Directions for this task:
Reproduce each line exactly.

* Begin Source records *

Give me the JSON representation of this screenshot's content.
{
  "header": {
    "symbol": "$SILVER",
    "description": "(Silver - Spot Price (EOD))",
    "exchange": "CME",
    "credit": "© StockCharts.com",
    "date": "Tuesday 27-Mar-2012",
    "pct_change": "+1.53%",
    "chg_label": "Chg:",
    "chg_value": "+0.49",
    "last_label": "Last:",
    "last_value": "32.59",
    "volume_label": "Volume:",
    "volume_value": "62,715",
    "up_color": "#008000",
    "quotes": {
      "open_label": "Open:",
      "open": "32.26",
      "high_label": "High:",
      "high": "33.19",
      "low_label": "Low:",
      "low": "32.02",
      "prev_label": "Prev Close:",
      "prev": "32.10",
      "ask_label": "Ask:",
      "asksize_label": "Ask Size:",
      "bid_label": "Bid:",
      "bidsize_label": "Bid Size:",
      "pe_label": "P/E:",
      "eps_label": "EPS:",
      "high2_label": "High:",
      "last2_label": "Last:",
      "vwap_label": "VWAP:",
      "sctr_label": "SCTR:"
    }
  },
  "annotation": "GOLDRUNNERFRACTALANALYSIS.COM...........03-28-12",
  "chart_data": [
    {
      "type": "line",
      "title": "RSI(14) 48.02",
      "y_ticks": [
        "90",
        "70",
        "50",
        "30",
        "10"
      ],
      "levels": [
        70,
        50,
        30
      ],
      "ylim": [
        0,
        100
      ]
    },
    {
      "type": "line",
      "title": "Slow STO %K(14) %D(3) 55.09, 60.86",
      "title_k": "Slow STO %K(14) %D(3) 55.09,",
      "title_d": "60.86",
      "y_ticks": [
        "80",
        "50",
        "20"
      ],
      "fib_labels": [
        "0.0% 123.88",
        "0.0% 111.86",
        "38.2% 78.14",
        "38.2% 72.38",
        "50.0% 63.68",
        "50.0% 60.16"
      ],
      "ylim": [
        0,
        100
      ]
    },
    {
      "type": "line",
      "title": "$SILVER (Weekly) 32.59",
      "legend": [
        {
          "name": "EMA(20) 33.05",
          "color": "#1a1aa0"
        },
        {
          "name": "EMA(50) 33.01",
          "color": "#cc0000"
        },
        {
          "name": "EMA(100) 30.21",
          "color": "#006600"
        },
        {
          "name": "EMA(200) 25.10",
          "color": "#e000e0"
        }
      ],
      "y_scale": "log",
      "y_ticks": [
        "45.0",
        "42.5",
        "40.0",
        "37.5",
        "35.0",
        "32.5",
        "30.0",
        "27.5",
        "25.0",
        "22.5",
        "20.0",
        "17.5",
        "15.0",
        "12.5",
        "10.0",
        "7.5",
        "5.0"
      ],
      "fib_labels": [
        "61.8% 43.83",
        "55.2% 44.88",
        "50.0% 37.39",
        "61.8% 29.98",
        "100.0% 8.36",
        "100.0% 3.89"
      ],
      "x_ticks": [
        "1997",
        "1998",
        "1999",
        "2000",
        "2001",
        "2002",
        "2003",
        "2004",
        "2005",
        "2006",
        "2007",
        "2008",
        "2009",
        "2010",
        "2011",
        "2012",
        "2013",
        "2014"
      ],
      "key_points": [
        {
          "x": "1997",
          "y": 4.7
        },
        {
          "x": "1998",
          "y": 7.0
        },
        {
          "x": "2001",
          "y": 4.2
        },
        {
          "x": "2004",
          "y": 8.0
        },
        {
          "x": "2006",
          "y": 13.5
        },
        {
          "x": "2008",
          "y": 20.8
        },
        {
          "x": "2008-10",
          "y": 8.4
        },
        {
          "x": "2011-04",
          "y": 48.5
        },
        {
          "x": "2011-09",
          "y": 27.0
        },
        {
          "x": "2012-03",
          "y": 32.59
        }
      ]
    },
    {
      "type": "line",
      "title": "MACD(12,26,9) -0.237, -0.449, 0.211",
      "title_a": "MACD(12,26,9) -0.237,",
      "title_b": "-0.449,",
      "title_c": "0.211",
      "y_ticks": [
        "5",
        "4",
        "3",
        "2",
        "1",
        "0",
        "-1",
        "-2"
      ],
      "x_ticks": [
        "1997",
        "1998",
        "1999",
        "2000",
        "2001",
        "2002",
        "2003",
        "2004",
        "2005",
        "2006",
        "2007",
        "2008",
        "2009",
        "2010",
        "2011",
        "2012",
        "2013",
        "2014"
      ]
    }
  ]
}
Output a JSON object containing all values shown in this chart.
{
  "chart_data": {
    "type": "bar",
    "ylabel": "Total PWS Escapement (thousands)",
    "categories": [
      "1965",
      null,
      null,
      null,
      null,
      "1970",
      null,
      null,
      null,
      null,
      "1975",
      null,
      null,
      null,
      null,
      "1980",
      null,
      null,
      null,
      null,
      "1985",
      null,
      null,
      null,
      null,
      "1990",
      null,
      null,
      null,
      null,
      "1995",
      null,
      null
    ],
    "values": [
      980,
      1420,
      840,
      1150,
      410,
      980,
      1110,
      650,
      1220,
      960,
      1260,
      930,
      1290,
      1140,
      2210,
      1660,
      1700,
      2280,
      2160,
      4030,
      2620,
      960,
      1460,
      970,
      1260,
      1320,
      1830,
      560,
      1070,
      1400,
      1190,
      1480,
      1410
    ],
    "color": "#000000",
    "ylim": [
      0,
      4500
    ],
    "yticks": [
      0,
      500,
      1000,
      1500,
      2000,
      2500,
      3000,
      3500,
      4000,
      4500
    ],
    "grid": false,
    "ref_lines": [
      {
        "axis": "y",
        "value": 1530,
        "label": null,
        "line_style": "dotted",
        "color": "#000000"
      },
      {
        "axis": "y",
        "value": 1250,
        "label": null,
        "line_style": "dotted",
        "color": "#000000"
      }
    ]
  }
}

* End Source records *

Exercise response:
Give me the JSON representation of this screenshot's content.
{
  "header": {
    "symbol": "$SILVER",
    "description": "(Silver - Spot Price (EOD))",
    "exchange": "CME",
    "credit": "© StockCharts.com",
    "date": "Tuesday 27-Mar-2012",
    "pct_change": "+1.53%",
    "chg_label": "Chg:",
    "chg_value": "+0.49",
    "last_label": "Last:",
    "last_value": "32.59",
    "volume_label": "Volume:",
    "volume_value": "62,715",
    "up_color": "#008000",
    "quotes": {
      "open_label": "Open:",
      "open": "32.26",
      "high_label": "High:",
      "high": "33.19",
      "low_label": "Low:",
      "low": "32.02",
      "prev_label": "Prev Close:",
      "prev": "32.10",
      "ask_label": "Ask:",
      "asksize_label": "Ask Size:",
      "bid_label": "Bid:",
      "bidsize_label": "Bid Size:",
      "pe_label": "P/E:",
      "eps_label": "EPS:",
      "high2_label": "High:",
      "last2_label": "Last:",
      "vwap_label": "VWAP:",
      "sctr_label": "SCTR:"
    }
  },
  "annotation": "GOLDRUNNERFRACTALANALYSIS.COM...........03-28-12",
  "chart_data": [
    {
      "type": "line",
      "title": "RSI(14) 48.02",
      "y_ticks": [
        "90",
        "70",
        "50",
        "30",
        "10"
      ],
      "levels": [
        70,
        50,
        30
      ],
      "ylim": [
        0,
        100
      ]
    },
    {
      "type": "line",
      "title": "Slow STO %K(14) %D(3) 55.09, 60.86",
      "title_k": "Slow STO %K(14) %D(3) 55.09,",
      "title_d": "60.86",
      "y_ticks": [
        "80",
        "50",
        "20"
      ],
      "fib_labels": [
        "0.0% 123.88",
        "0.0% 111.86",
        "38.2% 78.14",
        "38.2% 72.38",
        "50.0% 63.68",
        "50.0% 60.16"
      ],
      "ylim": [
        0,
        100
      ]
    },
    {
      "type": "line",
      "title": "$SILVER (Weekly) 32.59",
      "legend": [
        {
          "name": "EMA(20) 33.05",
          "color": "#1a1aa0"
        },
        {
          "name": "EMA(50) 33.01",
          "color": "#cc0000"
        },
        {
          "name": "EMA(100) 30.21",
          "color": "#006600"
        },
        {
          "name": "EMA(200) 25.10",
          "color": "#e000e0"
        }
      ],
      "y_scale": "log",
      "y_ticks": [
        "45.0",
        "42.5",
        "40.0",
        "37.5",
        "35.0",
        "32.5",
        "30.0",
        "27.5",
        "25.0",
        "22.5",
        "20.0",
        "17.5",
        "15.0",
        "12.5",
        "10.0",
        "7.5",
        "5.0"
      ],
      "fib_labels": [
        "61.8% 43.83",
        "55.2% 44.88",
        "50.0% 37.39",
        "61.8% 29.98",
        "100.0% 8.36",
        "100.0% 3.89"
      ],
      "x_ticks": [
        "1997",
        "1998",
        "1999",
        "2000",
        "2001",
        "2002",
        "2003",
        "2004",
        "2005",
        "2006",
        "2007",
        "2008",
        "2009",
        "2010",
        "2011",
        "2012",
        "2013",
        "2014"
      ],
      "key_points": [
        {
          "x": "1997",
          "y": 4.7
        },
        {
          "x": "1998",
          "y": 7.0
        },
        {
          "x": "2001",
          "y": 4.2
        },
        {
          "x": "2004",
          "y": 8.0
        },
        {
          "x": "2006",
          "y": 13.5
        },
        {
          "x": "2008",
          "y": 20.8
        },
        {
          "x": "2008-10",
          "y": 8.4
        },
        {
          "x": "2011-04",
          "y": 48.5
        },
        {
          "x": "2011-09",
          "y": 27.0
        },
        {
          "x": "2012-03",
          "y": 32.59
        }
      ]
    },
    {
      "type": "line",
      "title": "MACD(12,26,9) -0.237, -0.449, 0.211",
      "title_a": "MACD(12,26,9) -0.237,",
      "title_b": "-0.449,",
      "title_c": "0.211",
      "y_ticks": [
        "5",
        "4",
        "3",
        "2",
        "1",
        "0",
        "-1",
        "-2"
      ],
      "x_ticks": [
        "1997",
        "1998",
        "1999",
        "2000",
        "2001",
        "2002",
        "2003",
        "2004",
        "2005",
        "2006",
        "2007",
        "2008",
        "2009",
        "2010",
        "2011",
        "2012",
        "2013",
        "2014"
      ]
    }
  ]
}
Output a JSON object containing all values shown in this chart.
{
  "chart_data": {
    "type": "bar",
    "ylabel": "Total PWS Escapement (thousands)",
    "categories": [
      "1965",
      null,
      null,
      null,
      null,
      "1970",
      null,
      null,
      null,
      null,
      "1975",
      null,
      null,
      null,
      null,
      "1980",
      null,
      null,
      null,
      null,
      "1985",
      null,
      null,
      null,
      null,
      "1990",
      null,
      null,
      null,
      null,
      "1995",
      null,
      null
    ],
    "values": [
      980,
      1420,
      840,
      1150,
      410,
      980,
      1110,
      650,
      1220,
      960,
      1260,
      930,
      1290,
      1140,
      2210,
      1660,
      1700,
      2280,
      2160,
      4030,
      2620,
      960,
      1460,
      970,
      1260,
      1320,
      1830,
      560,
      1070,
      1400,
      1190,
      1480,
      1410
    ],
    "color": "#000000",
    "ylim": [
      0,
      4500
    ],
    "yticks": [
      0,
      500,
      1000,
      1500,
      2000,
      2500,
      3000,
      3500,
      4000,
      4500
    ],
    "grid": false,
    "ref_lines": [
      {
        "axis": "y",
        "value": 1530,
        "label": null,
        "line_style": "dotted",
        "color": "#000000"
      },
      {
        "axis": "y",
        "value": 1250,
        "label": null,
        "line_style": "dotted",
        "color": "#000000"
      }
    ]
  }
}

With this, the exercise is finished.